### [THE PROBLEM]
Return each line of the material verbatim.

===== DATA LINES =====

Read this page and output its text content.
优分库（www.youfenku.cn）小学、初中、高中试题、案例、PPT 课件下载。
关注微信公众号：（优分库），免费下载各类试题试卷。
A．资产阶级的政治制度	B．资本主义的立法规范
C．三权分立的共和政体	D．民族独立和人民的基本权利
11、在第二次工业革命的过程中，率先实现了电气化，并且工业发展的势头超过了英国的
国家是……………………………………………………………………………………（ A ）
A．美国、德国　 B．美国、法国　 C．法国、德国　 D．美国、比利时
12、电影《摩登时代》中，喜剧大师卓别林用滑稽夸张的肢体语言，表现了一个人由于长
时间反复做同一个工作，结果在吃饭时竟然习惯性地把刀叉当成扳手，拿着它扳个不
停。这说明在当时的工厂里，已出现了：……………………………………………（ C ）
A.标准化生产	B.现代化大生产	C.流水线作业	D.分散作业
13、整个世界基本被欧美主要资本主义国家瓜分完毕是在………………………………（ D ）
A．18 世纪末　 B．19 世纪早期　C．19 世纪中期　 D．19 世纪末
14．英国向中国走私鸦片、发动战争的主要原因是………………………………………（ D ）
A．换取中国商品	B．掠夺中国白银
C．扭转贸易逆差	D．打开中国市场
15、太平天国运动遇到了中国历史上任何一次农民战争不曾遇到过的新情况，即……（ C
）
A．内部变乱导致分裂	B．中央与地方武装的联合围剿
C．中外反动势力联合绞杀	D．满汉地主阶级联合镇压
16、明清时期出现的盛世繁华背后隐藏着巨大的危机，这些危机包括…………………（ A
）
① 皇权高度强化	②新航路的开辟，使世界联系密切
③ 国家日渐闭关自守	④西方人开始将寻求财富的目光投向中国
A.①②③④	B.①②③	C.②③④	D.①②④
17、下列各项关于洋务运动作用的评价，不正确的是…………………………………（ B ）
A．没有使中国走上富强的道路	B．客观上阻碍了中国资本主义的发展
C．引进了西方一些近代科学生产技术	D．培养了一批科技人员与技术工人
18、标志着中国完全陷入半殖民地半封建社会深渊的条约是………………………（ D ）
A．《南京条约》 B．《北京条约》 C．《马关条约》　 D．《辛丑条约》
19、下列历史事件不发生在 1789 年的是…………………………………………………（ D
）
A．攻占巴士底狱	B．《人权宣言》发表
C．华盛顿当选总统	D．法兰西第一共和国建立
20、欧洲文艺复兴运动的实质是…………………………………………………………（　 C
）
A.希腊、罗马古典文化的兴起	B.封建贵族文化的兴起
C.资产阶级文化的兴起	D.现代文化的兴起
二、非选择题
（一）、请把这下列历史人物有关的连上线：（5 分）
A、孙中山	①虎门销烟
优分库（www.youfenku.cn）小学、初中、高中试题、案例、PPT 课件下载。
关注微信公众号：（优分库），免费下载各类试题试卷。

=====

### [THE RESULT]
Read this page and output its text content.
优分库（www.youfenku.cn）小学、初中、高中试题、案例、PPT 课件下载。
关注微信公众号：（优分库），免费下载各类试题试卷。
A．资产阶级的政治制度	B．资本主义的立法规范
C．三权分立的共和政体	D．民族独立和人民的基本权利
11、在第二次工业革命的过程中，率先实现了电气化，并且工业发展的势头超过了英国的
国家是……………………………………………………………………………………（ A ）
A．美国、德国　 B．美国、法国　 C．法国、德国　 D．美国、比利时
12、电影《摩登时代》中，喜剧大师卓别林用滑稽夸张的肢体语言，表现了一个人由于长
时间反复做同一个工作，结果在吃饭时竟然习惯性地把刀叉当成扳手，拿着它扳个不
停。这说明在当时的工厂里，已出现了：……………………………………………（ C ）
A.标准化生产	B.现代化大生产	C.流水线作业	D.分散作业
13、整个世界基本被欧美主要资本主义国家瓜分完毕是在………………………………（ D ）
A．18 世纪末　 B．19 世纪早期　C．19 世纪中期　 D．19 世纪末
14．英国向中国走私鸦片、发动战争的主要原因是………………………………………（ D ）
A．换取中国商品	B．掠夺中国白银
C．扭转贸易逆差	D．打开中国市场
15、太平天国运动遇到了中国历史上任何一次农民战争不曾遇到过的新情况，即……（ C
）
A．内部变乱导致分裂	B．中央与地方武装的联合围剿
C．中外反动势力联合绞杀	D．满汉地主阶级联合镇压
16、明清时期出现的盛世繁华背后隐藏着巨大的危机，这些危机包括…………………（ A
）
① 皇权高度强化	②新航路的开辟，使世界联系密切
③ 国家日渐闭关自守	④西方人开始将寻求财富的目光投向中国
A.①②③④	B.①②③	C.②③④	D.①②④
17、下列各项关于洋务运动作用的评价，不正确的是…………………………………（ B ）
A．没有使中国走上富强的道路	B．客观上阻碍了中国资本主义的发展
C．引进了西方一些近代科学生产技术	D．培养了一批科技人员与技术工人
18、标志着中国完全陷入半殖民地半封建社会深渊的条约是………………………（ D ）
A．《南京条约》 B．《北京条约》 C．《马关条约》　 D．《辛丑条约》
19、下列历史事件不发生在 1789 年的是…………………………………………………（ D
）
A．攻占巴士底狱	B．《人权宣言》发表
C．华盛顿当选总统	D．法兰西第一共和国建立
20、欧洲文艺复兴运动的实质是…………………………………………………………（　 C
）
A.希腊、罗马古典文化的兴起	B.封建贵族文化的兴起
C.资产阶级文化的兴起	D.现代文化的兴起
二、非选择题
（一）、请把这下列历史人物有关的连上线：（5 分）
A、孙中山	①虎门销烟
优分库（www.youfenku.cn）小学、初中、高中试题、案例、PPT 课件下载。
关注微信公众号：（优分库），免费下载各类试题试卷。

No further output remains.